* **Challenge**
Copy exactly the run of lines that begins at the line with "Transcribe the text in this document." and ends at the final line of the entries.
____
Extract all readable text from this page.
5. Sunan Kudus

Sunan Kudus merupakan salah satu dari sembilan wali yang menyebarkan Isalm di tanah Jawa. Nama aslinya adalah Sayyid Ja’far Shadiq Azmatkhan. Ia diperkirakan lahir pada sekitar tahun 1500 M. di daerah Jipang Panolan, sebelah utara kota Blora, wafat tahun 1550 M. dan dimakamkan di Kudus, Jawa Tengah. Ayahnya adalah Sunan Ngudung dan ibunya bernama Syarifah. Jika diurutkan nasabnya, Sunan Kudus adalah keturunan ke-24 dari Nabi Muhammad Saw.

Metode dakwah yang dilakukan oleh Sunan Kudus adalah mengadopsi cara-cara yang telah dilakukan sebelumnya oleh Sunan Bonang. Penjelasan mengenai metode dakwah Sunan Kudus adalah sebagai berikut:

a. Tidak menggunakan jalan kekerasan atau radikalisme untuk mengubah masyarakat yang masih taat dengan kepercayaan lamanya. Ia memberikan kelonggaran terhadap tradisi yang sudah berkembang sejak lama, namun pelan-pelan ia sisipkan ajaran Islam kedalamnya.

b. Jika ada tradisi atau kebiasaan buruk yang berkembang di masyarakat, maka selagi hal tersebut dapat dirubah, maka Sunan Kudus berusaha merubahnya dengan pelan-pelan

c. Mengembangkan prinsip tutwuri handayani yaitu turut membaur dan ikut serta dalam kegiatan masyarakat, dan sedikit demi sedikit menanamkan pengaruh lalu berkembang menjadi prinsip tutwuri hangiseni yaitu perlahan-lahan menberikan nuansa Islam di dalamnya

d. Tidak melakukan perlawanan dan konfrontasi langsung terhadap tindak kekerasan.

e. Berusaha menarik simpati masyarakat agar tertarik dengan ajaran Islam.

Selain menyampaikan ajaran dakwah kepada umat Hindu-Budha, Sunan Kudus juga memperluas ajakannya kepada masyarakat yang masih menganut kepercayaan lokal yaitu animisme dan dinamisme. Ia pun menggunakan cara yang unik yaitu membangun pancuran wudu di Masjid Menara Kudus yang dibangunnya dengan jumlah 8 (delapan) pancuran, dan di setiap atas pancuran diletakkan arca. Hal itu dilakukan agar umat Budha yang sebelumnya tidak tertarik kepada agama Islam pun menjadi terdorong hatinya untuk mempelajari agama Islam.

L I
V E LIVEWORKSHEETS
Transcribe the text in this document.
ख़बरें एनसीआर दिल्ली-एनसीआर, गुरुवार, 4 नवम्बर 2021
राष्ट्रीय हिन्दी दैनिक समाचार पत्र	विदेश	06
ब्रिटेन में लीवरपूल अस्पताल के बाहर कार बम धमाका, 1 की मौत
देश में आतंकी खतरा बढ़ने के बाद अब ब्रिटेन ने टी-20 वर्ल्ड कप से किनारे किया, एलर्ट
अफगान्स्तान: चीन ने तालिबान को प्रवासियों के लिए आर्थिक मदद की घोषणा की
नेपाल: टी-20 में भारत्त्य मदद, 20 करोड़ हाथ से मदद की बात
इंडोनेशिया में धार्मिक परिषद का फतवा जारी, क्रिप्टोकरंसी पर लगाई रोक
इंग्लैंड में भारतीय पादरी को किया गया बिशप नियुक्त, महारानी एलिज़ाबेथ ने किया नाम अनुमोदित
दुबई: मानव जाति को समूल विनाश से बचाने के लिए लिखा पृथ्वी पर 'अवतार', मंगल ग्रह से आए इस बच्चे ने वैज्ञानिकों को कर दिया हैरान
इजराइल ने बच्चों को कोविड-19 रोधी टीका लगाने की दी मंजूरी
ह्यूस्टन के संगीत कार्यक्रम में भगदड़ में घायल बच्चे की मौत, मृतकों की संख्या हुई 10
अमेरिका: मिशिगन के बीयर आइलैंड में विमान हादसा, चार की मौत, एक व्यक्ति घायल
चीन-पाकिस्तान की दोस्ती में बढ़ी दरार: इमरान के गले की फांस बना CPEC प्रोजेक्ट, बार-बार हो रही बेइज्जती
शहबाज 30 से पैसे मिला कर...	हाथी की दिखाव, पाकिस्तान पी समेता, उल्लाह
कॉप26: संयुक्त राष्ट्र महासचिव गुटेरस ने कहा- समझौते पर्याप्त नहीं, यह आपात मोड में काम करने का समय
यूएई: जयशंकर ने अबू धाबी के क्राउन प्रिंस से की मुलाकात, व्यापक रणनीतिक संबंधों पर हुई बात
____
* **Solution to the problem**
Transcribe the text in this document.
ख़बरें एनसीआर दिल्ली-एनसीआर, गुरुवार, 4 नवम्बर 2021
राष्ट्रीय हिन्दी दैनिक समाचार पत्र	विदेश	06
ब्रिटेन में लीवरपूल अस्पताल के बाहर कार बम धमाका, 1 की मौत
देश में आतंकी खतरा बढ़ने के बाद अब ब्रिटेन ने टी-20 वर्ल्ड कप से किनारे किया, एलर्ट
अफगान्स्तान: चीन ने तालिबान को प्रवासियों के लिए आर्थिक मदद की घोषणा की
नेपाल: टी-20 में भारत्त्य मदद, 20 करोड़ हाथ से मदद की बात
इंडोनेशिया में धार्मिक परिषद का फतवा जारी, क्रिप्टोकरंसी पर लगाई रोक
इंग्लैंड में भारतीय पादरी को किया गया बिशप नियुक्त, महारानी एलिज़ाबेथ ने किया नाम अनुमोदित
दुबई: मानव जाति को समूल विनाश से बचाने के लिए लिखा पृथ्वी पर 'अवतार', मंगल ग्रह से आए इस बच्चे ने वैज्ञानिकों को कर दिया हैरान
इजराइल ने बच्चों को कोविड-19 रोधी टीका लगाने की दी मंजूरी
ह्यूस्टन के संगीत कार्यक्रम में भगदड़ में घायल बच्चे की मौत, मृतकों की संख्या हुई 10
अमेरिका: मिशिगन के बीयर आइलैंड में विमान हादसा, चार की मौत, एक व्यक्ति घायल
चीन-पाकिस्तान की दोस्ती में बढ़ी दरार: इमरान के गले की फांस बना CPEC प्रोजेक्ट, बार-बार हो रही बेइज्जती
शहबाज 30 से पैसे मिला कर...	हाथी की दिखाव, पाकिस्तान पी समेता, उल्लाह
कॉप26: संयुक्त राष्ट्र महासचिव गुटेरस ने कहा- समझौते पर्याप्त नहीं, यह आपात मोड में काम करने का समय
यूएई: जयशंकर ने अबू धाबी के क्राउन प्रिंस से की मुलाकात, व्यापक रणनीतिक संबंधों पर हुई बात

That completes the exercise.